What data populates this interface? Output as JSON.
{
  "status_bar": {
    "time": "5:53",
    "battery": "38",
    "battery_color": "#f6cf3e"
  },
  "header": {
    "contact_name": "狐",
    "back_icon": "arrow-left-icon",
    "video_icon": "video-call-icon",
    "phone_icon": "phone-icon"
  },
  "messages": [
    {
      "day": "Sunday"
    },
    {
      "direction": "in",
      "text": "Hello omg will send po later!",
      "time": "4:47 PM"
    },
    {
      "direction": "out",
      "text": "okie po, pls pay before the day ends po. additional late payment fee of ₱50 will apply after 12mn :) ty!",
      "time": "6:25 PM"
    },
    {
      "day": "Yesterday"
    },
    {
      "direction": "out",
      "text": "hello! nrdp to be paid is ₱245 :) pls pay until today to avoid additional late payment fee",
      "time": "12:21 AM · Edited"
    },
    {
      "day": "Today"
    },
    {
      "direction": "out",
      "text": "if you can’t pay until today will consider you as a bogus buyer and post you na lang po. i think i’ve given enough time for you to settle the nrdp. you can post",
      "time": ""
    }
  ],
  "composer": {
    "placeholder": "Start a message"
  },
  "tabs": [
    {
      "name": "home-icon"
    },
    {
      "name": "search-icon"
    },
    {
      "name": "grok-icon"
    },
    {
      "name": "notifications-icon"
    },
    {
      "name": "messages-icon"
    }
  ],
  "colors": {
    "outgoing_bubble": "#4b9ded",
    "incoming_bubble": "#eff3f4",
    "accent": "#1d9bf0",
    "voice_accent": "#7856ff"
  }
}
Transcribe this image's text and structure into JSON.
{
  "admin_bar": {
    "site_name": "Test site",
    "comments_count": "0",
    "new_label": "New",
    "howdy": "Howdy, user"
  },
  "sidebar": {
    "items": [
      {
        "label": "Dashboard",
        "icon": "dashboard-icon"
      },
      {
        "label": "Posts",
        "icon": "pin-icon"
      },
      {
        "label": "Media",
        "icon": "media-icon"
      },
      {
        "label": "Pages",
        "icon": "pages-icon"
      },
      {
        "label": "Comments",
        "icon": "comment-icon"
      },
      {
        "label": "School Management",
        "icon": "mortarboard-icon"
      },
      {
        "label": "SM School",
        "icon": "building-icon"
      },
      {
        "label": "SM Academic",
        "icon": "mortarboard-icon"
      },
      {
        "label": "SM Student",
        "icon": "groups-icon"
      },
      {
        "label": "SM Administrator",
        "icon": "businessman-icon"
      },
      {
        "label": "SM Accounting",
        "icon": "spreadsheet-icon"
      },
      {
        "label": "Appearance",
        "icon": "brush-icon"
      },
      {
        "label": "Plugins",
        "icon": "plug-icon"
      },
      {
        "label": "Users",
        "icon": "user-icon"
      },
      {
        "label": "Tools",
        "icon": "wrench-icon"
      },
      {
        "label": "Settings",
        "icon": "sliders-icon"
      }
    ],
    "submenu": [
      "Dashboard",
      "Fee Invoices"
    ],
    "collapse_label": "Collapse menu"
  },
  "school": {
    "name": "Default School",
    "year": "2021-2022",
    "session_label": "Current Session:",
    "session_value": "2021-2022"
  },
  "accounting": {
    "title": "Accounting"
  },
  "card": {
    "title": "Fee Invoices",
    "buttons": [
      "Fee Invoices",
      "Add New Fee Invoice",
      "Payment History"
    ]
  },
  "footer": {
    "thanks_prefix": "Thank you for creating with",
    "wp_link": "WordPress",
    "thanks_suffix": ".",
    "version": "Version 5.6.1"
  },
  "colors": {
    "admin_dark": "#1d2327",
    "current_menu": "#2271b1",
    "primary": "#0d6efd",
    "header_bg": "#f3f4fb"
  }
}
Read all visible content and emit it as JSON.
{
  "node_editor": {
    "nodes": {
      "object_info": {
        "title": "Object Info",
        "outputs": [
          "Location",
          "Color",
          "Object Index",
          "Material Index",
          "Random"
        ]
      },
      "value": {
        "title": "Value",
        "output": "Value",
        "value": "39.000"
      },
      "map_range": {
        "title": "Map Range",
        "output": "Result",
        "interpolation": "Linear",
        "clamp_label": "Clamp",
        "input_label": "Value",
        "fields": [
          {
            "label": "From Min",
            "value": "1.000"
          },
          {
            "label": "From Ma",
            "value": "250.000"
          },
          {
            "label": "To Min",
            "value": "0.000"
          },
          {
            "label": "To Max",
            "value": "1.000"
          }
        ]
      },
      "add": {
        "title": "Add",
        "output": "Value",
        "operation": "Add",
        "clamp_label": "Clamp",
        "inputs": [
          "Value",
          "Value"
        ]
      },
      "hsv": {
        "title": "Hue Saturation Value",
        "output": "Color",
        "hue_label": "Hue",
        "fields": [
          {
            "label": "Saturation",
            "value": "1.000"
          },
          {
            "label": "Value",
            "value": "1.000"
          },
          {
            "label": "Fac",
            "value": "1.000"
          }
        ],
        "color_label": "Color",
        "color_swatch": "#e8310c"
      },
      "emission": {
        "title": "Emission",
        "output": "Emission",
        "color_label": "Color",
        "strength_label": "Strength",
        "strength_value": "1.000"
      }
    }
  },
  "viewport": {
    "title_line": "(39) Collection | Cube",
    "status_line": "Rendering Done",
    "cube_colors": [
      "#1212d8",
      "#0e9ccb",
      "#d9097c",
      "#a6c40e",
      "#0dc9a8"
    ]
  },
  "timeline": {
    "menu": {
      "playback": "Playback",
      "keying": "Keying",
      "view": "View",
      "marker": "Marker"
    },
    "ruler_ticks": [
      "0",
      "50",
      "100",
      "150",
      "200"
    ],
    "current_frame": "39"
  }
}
# # # # # # #
● Problem
Set all of the records down again, exactly as they stand.

● Correct result
What data populates this interface? Output as JSON.
{
  "status_bar": {
    "time": "5:53",
    "battery": "38",
    "battery_color": "#f6cf3e"
  },
  "header": {
    "contact_name": "狐",
    "back_icon": "arrow-left-icon",
    "video_icon": "video-call-icon",
    "phone_icon": "phone-icon"
  },
  "messages": [
    {
      "day": "Sunday"
    },
    {
      "direction": "in",
      "text": "Hello omg will send po later!",
      "time": "4:47 PM"
    },
    {
      "direction": "out",
      "text": "okie po, pls pay before the day ends po. additional late payment fee of ₱50 will apply after 12mn :) ty!",
      "time": "6:25 PM"
    },
    {
      "day": "Yesterday"
    },
    {
      "direction": "out",
      "text": "hello! nrdp to be paid is ₱245 :) pls pay until today to avoid additional late payment fee",
      "time": "12:21 AM · Edited"
    },
    {
      "day": "Today"
    },
    {
      "direction": "out",
      "text": "if you can’t pay until today will consider you as a bogus buyer and post you na lang po. i think i’ve given enough time for you to settle the nrdp. you can post",
      "time": ""
    }
  ],
  "composer": {
    "placeholder": "Start a message"
  },
  "tabs": [
    {
      "name": "home-icon"
    },
    {
      "name": "search-icon"
    },
    {
      "name": "grok-icon"
    },
    {
      "name": "notifications-icon"
    },
    {
      "name": "messages-icon"
    }
  ],
  "colors": {
    "outgoing_bubble": "#4b9ded",
    "incoming_bubble": "#eff3f4",
    "accent": "#1d9bf0",
    "voice_accent": "#7856ff"
  }
}
Transcribe this image's text and structure into JSON.
{
  "admin_bar": {
    "site_name": "Test site",
    "comments_count": "0",
    "new_label": "New",
    "howdy": "Howdy, user"
  },
  "sidebar": {
    "items": [
      {
        "label": "Dashboard",
        "icon": "dashboard-icon"
      },
      {
        "label": "Posts",
        "icon": "pin-icon"
      },
      {
        "label": "Media",
        "icon": "media-icon"
      },
      {
        "label": "Pages",
        "icon": "pages-icon"
      },
      {
        "label": "Comments",
        "icon": "comment-icon"
      },
      {
        "label": "School Management",
        "icon": "mortarboard-icon"
      },
      {
        "label": "SM School",
        "icon": "building-icon"
      },
      {
        "label": "SM Academic",
        "icon": "mortarboard-icon"
      },
      {
        "label": "SM Student",
        "icon": "groups-icon"
      },
      {
        "label": "SM Administrator",
        "icon": "businessman-icon"
      },
      {
        "label": "SM Accounting",
        "icon": "spreadsheet-icon"
      },
      {
        "label": "Appearance",
        "icon": "brush-icon"
      },
      {
        "label": "Plugins",
        "icon": "plug-icon"
      },
      {
        "label": "Users",
        "icon": "user-icon"
      },
      {
        "label": "Tools",
        "icon": "wrench-icon"
      },
      {
        "label": "Settings",
        "icon": "sliders-icon"
      }
    ],
    "submenu": [
      "Dashboard",
      "Fee Invoices"
    ],
    "collapse_label": "Collapse menu"
  },
  "school": {
    "name": "Default School",
    "year": "2021-2022",
    "session_label": "Current Session:",
    "session_value": "2021-2022"
  },
  "accounting": {
    "title": "Accounting"
  },
  "card": {
    "title": "Fee Invoices",
    "buttons": [
      "Fee Invoices",
      "Add New Fee Invoice",
      "Payment History"
    ]
  },
  "footer": {
    "thanks_prefix": "Thank you for creating with",
    "wp_link": "WordPress",
    "thanks_suffix": ".",
    "version": "Version 5.6.1"
  },
  "colors": {
    "admin_dark": "#1d2327",
    "current_menu": "#2271b1",
    "primary": "#0d6efd",
    "header_bg": "#f3f4fb"
  }
}
Read all visible content and emit it as JSON.
{
  "node_editor": {
    "nodes": {
      "object_info": {
        "title": "Object Info",
        "outputs": [
          "Location",
          "Color",
          "Object Index",
          "Material Index",
          "Random"
        ]
      },
      "value": {
        "title": "Value",
        "output": "Value",
        "value": "39.000"
      },
      "map_range": {
        "title": "Map Range",
        "output": "Result",
        "interpolation": "Linear",
        "clamp_label": "Clamp",
        "input_label": "Value",
        "fields": [
          {
            "label": "From Min",
            "value": "1.000"
          },
          {
            "label": "From Ma",
            "value": "250.000"
          },
          {
            "label": "To Min",
            "value": "0.000"
          },
          {
            "label": "To Max",
            "value": "1.000"
          }
        ]
      },
      "add": {
        "title": "Add",
        "output": "Value",
        "operation": "Add",
        "clamp_label": "Clamp",
        "inputs": [
          "Value",
          "Value"
        ]
      },
      "hsv": {
        "title": "Hue Saturation Value",
        "output": "Color",
        "hue_label": "Hue",
        "fields": [
          {
            "label": "Saturation",
            "value": "1.000"
          },
          {
            "label": "Value",
            "value": "1.000"
          },
          {
            "label": "Fac",
            "value": "1.000"
          }
        ],
        "color_label": "Color",
        "color_swatch": "#e8310c"
      },
      "emission": {
        "title": "Emission",
        "output": "Emission",
        "color_label": "Color",
        "strength_label": "Strength",
        "strength_value": "1.000"
      }
    }
  },
  "viewport": {
    "title_line": "(39) Collection | Cube",
    "status_line": "Rendering Done",
    "cube_colors": [
      "#1212d8",
      "#0e9ccb",
      "#d9097c",
      "#a6c40e",
      "#0dc9a8"
    ]
  },
  "timeline": {
    "menu": {
      "playback": "Playback",
      "keying": "Keying",
      "view": "View",
      "marker": "Marker"
    },
    "ruler_ticks": [
      "0",
      "50",
      "100",
      "150",
      "200"
    ],
    "current_frame": "39"
  }
}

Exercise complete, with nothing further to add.